Every line containing the word "here" needs to be found and copied.
─── GIVEN DATA ───
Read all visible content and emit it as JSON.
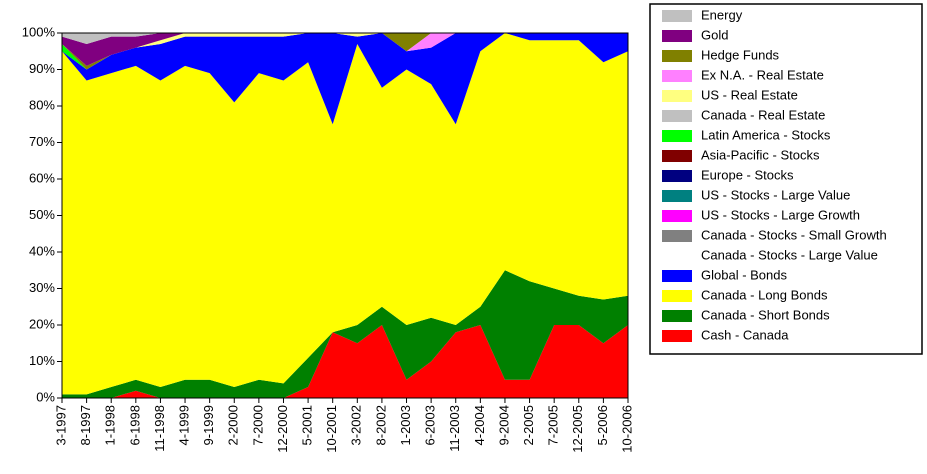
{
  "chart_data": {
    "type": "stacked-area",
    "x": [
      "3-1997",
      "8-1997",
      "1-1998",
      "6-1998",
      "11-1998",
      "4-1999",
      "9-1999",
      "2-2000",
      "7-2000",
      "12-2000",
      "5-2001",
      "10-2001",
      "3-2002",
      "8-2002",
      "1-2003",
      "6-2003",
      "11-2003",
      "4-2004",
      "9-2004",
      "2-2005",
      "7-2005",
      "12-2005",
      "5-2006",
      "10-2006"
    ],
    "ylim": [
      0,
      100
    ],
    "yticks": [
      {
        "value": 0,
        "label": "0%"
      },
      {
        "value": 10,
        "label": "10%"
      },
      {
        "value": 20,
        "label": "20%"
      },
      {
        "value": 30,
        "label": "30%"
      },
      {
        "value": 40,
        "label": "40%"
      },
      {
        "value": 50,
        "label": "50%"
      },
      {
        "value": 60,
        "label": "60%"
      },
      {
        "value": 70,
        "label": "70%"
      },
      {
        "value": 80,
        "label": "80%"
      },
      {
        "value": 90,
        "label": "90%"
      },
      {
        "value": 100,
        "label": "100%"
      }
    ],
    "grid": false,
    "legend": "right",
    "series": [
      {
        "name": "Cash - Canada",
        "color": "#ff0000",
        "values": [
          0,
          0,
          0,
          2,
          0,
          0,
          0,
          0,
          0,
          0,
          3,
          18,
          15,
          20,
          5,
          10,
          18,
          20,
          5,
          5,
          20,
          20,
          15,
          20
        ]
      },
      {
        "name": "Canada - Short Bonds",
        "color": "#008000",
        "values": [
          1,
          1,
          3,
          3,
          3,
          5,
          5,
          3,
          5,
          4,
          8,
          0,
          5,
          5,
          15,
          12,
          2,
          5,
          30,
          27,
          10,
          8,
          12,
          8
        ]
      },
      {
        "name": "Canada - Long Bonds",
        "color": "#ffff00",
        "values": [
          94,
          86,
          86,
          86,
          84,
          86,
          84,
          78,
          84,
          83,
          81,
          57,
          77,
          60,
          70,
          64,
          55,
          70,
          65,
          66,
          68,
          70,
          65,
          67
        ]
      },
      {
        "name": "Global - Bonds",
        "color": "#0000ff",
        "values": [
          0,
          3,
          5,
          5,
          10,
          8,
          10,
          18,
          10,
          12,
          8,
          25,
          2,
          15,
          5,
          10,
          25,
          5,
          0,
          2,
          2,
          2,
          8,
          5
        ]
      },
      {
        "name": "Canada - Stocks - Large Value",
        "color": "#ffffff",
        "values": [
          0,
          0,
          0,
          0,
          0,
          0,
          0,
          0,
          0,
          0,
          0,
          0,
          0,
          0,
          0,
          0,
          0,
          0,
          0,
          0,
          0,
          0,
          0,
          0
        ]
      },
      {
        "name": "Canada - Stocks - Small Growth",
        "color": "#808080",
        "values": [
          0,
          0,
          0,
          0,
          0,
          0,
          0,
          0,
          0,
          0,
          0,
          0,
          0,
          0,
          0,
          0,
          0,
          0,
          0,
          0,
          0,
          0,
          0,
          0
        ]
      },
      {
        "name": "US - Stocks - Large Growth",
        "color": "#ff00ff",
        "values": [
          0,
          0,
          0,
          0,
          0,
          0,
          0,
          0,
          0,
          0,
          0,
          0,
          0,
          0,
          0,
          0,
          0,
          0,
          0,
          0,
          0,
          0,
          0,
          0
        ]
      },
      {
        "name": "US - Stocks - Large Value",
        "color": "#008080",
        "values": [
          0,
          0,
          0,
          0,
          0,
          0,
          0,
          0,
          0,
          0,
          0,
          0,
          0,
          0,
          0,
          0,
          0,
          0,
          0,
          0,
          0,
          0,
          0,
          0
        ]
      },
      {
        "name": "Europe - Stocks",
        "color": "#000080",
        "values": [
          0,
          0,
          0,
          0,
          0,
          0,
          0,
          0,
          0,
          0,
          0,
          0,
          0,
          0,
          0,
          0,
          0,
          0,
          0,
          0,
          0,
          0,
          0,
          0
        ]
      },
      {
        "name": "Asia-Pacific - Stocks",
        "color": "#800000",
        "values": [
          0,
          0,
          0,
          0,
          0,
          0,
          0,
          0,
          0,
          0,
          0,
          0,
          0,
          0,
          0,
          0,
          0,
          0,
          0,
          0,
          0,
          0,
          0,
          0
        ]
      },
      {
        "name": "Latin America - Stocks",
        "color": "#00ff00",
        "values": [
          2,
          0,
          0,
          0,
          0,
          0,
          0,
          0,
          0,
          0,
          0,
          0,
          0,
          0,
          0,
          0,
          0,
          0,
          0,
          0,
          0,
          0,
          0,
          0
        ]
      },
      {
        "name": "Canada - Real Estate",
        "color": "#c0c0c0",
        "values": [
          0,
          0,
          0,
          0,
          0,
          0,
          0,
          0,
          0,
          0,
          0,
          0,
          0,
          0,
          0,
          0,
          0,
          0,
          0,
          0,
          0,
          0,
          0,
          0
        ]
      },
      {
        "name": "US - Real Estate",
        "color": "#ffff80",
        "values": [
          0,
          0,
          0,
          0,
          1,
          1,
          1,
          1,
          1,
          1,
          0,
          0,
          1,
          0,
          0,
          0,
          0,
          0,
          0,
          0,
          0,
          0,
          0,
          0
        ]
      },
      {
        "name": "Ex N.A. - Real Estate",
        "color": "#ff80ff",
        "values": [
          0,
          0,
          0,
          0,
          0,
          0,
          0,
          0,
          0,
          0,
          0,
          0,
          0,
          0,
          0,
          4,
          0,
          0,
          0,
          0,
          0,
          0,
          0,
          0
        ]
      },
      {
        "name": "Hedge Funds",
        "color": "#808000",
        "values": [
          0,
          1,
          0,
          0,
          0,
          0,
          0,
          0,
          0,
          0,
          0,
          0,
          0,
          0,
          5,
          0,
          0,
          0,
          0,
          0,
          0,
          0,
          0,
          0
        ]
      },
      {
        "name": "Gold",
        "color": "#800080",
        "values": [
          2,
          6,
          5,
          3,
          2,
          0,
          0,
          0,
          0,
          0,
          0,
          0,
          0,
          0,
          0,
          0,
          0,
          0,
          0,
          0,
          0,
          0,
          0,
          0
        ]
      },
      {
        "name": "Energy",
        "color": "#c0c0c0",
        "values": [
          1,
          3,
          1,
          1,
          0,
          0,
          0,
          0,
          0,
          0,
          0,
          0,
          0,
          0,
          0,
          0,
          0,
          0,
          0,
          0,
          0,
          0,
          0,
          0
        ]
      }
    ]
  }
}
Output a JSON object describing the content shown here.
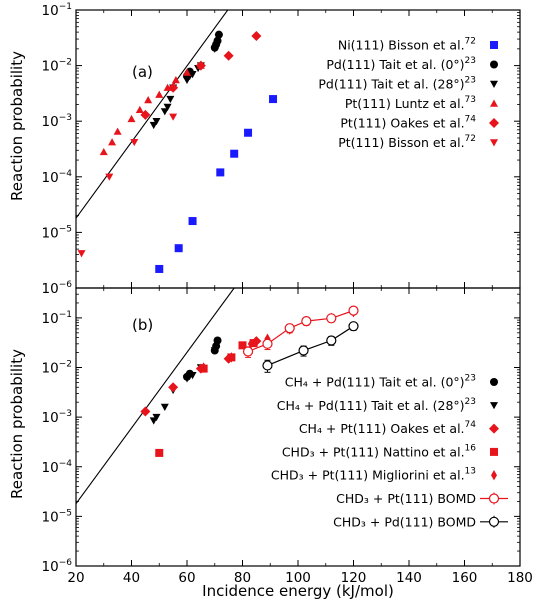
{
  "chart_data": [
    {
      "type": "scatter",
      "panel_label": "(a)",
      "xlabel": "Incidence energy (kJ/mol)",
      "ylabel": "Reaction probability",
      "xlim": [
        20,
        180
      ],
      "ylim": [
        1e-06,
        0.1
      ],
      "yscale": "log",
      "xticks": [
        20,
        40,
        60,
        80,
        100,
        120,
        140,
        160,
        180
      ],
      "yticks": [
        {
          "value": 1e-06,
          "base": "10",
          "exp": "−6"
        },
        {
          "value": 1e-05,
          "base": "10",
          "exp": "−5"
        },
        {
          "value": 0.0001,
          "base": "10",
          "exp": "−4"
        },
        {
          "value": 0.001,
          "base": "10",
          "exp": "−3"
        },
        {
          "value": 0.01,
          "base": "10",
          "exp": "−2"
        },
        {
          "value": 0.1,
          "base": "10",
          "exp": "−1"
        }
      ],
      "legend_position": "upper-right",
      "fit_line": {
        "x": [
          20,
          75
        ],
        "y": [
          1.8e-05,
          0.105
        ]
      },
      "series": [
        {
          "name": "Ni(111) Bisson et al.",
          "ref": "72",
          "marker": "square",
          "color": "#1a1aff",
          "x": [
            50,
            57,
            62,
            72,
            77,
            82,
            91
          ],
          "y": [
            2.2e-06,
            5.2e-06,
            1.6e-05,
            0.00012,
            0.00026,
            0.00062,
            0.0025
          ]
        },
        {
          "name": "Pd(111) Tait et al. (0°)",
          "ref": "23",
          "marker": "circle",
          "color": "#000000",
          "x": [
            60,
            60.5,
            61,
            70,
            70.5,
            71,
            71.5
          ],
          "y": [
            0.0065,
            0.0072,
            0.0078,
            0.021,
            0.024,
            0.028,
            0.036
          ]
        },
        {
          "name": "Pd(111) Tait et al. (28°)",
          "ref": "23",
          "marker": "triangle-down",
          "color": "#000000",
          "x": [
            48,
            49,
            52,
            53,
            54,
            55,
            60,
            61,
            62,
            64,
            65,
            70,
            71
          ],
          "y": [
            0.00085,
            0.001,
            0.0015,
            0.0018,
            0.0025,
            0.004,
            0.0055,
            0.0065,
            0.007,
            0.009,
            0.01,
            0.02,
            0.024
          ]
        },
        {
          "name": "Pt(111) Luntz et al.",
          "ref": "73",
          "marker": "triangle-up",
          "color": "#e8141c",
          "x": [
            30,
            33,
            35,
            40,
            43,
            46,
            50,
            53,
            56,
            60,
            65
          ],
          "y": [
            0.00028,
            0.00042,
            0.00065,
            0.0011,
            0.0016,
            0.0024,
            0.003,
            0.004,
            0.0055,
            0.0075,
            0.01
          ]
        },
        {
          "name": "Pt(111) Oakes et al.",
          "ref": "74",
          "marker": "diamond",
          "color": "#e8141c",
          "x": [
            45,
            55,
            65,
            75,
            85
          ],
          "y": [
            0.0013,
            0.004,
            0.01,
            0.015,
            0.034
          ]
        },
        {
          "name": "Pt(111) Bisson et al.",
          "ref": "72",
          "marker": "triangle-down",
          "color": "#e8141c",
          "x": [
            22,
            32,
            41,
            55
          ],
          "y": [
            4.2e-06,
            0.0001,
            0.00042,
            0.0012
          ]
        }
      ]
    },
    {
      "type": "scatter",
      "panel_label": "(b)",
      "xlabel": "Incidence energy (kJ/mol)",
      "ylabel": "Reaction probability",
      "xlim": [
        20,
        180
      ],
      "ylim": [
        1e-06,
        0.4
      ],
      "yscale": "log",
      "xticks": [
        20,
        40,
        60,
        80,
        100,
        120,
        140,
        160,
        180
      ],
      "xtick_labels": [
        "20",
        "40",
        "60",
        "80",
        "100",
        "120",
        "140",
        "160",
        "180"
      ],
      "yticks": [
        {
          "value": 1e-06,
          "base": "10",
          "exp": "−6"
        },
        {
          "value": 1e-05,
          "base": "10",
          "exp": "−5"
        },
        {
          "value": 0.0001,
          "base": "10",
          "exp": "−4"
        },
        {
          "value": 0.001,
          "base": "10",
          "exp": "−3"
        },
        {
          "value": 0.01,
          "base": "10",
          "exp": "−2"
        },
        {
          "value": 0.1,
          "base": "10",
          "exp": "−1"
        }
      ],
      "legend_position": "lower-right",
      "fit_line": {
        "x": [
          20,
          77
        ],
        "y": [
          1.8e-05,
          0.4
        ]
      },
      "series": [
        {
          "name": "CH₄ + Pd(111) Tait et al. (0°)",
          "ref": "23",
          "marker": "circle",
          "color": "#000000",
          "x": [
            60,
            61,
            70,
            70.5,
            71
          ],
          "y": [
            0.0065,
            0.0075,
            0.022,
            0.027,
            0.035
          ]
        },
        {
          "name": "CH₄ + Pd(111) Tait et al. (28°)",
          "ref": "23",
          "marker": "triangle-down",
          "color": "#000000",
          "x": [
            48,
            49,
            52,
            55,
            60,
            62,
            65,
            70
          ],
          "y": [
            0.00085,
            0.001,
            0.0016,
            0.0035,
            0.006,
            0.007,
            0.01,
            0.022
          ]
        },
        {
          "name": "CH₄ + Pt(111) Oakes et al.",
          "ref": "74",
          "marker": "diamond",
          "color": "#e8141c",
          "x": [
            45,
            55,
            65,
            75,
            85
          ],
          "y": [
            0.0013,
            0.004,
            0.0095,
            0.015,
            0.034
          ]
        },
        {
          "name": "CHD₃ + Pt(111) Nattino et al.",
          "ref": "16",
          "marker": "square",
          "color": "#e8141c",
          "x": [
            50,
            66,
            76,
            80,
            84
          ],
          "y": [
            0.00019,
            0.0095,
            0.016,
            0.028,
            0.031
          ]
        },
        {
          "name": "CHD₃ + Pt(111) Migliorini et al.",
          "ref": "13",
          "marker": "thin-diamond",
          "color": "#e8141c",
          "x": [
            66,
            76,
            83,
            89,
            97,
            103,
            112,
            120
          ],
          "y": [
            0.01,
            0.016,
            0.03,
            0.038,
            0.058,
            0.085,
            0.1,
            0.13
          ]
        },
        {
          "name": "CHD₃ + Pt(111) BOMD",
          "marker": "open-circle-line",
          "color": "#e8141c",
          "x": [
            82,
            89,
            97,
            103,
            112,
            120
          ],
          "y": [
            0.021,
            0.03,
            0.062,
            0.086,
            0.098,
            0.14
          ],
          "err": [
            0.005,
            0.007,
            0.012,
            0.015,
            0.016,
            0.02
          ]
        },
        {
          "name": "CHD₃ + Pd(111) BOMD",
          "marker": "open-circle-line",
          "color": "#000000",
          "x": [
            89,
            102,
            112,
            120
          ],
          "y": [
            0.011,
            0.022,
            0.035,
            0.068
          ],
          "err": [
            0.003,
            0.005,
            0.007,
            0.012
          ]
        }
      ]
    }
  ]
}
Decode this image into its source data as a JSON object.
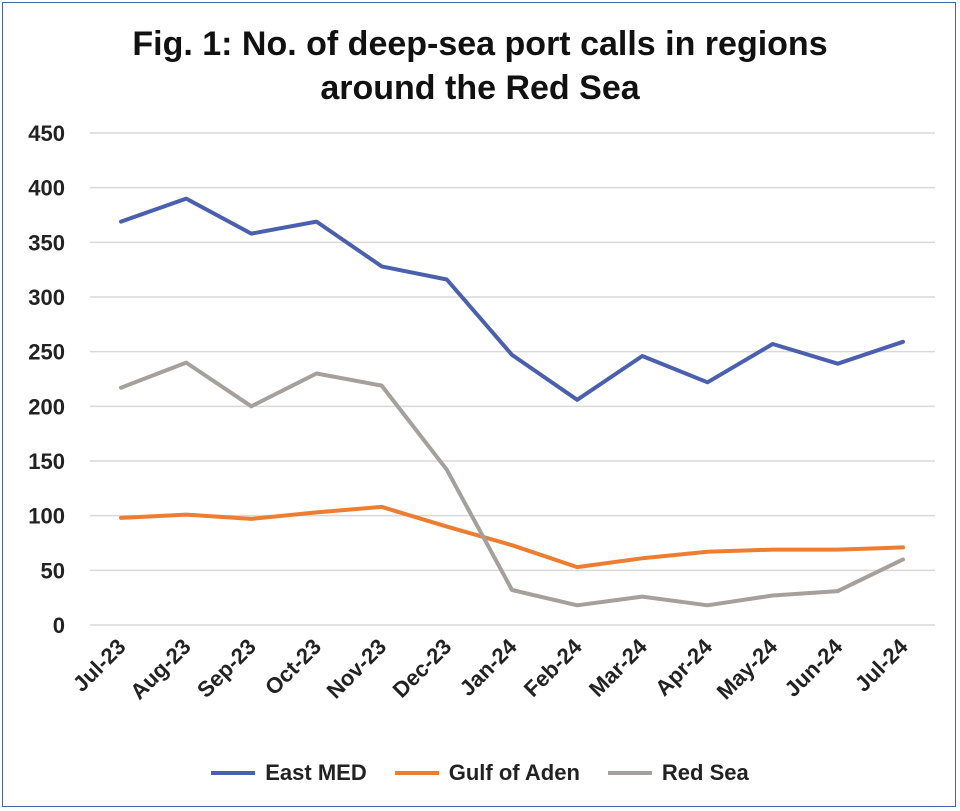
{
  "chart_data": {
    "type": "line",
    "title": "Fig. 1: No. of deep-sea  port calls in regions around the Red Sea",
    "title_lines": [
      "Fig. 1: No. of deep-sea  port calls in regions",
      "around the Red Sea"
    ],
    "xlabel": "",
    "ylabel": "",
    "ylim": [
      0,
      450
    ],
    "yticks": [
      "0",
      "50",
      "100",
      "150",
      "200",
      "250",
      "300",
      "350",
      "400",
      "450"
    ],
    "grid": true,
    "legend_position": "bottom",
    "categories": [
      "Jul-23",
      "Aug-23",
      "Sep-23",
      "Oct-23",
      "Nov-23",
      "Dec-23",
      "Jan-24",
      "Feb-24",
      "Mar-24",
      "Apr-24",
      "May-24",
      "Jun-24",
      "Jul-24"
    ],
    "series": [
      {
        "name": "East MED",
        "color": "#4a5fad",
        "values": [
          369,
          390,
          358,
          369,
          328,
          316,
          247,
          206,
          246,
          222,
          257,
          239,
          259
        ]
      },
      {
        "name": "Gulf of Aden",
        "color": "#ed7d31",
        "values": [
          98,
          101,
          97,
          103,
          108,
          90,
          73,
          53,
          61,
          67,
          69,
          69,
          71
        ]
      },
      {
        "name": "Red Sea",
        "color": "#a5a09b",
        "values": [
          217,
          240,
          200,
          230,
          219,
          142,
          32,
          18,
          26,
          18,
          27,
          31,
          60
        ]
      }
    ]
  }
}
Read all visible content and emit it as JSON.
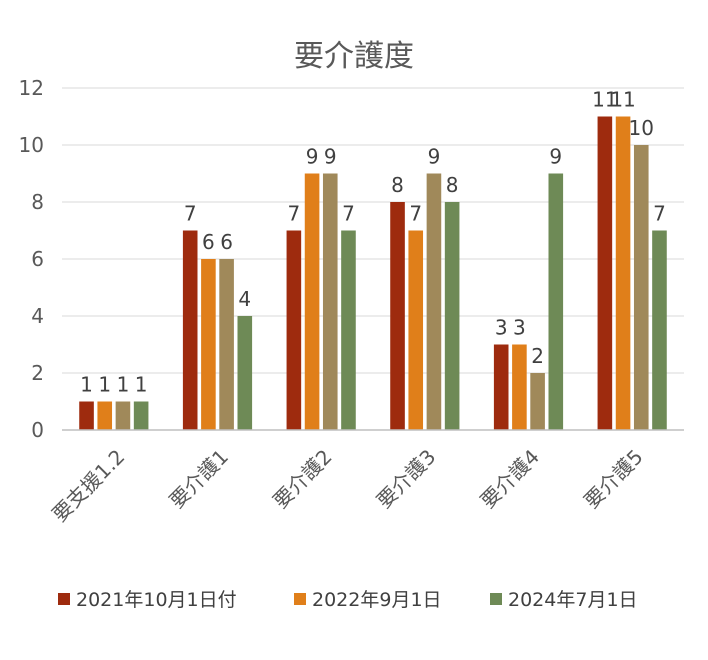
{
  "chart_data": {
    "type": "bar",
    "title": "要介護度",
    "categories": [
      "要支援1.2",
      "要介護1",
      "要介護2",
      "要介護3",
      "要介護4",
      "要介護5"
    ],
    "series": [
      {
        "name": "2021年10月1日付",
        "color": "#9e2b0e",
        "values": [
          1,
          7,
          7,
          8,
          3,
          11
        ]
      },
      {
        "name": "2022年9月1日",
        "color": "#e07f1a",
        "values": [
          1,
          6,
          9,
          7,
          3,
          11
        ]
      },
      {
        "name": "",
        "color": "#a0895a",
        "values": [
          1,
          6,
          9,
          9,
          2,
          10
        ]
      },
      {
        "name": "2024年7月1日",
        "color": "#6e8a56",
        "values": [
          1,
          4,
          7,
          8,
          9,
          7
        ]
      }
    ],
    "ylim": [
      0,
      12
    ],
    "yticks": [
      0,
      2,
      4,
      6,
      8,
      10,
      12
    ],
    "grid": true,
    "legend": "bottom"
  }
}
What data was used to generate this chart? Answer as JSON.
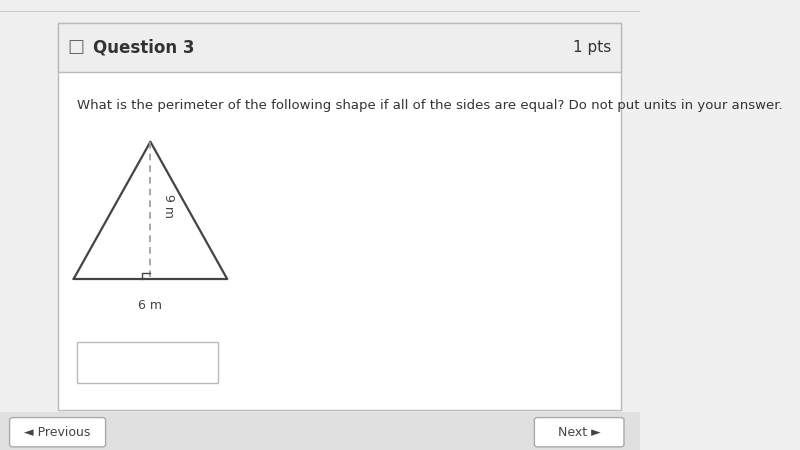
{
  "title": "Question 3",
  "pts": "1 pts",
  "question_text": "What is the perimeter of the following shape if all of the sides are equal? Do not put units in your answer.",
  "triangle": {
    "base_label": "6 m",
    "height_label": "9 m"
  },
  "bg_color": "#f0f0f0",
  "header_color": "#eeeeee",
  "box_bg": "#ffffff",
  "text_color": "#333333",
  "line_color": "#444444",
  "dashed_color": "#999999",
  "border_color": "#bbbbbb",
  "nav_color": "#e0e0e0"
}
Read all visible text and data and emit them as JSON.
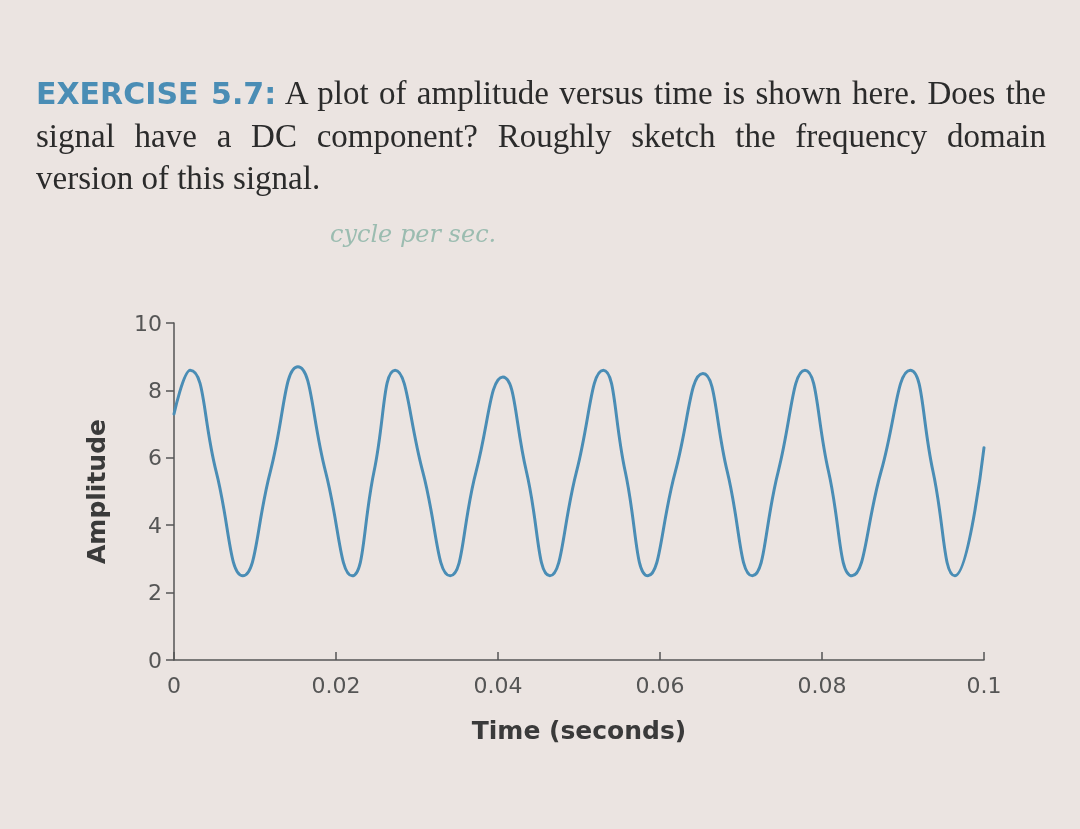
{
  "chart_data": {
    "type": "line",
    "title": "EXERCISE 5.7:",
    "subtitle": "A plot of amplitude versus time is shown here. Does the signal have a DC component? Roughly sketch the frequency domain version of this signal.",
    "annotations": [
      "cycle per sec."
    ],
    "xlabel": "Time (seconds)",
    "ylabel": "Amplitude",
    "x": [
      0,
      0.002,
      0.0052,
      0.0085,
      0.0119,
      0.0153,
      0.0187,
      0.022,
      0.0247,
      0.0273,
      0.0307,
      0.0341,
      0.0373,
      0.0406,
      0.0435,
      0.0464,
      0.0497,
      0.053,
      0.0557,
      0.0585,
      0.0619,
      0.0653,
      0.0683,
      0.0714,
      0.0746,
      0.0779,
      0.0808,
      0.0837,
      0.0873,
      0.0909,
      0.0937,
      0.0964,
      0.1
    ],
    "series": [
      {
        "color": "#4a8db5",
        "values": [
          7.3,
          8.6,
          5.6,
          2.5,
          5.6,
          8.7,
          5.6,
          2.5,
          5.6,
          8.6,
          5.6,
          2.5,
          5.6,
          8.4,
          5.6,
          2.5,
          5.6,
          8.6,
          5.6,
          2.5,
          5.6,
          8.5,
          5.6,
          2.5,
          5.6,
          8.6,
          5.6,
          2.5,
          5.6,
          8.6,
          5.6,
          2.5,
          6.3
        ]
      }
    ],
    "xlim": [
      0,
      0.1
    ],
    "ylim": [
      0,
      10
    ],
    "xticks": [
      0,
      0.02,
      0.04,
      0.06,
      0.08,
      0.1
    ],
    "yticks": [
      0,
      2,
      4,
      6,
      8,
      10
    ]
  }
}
───
§ FULL ANSWER
Output a JSON object describing the content shown here.
    "subtitle": "A plot of amplitude versus time is shown here. Does the signal have a DC component? Roughly sketch the frequency domain version of this signal.",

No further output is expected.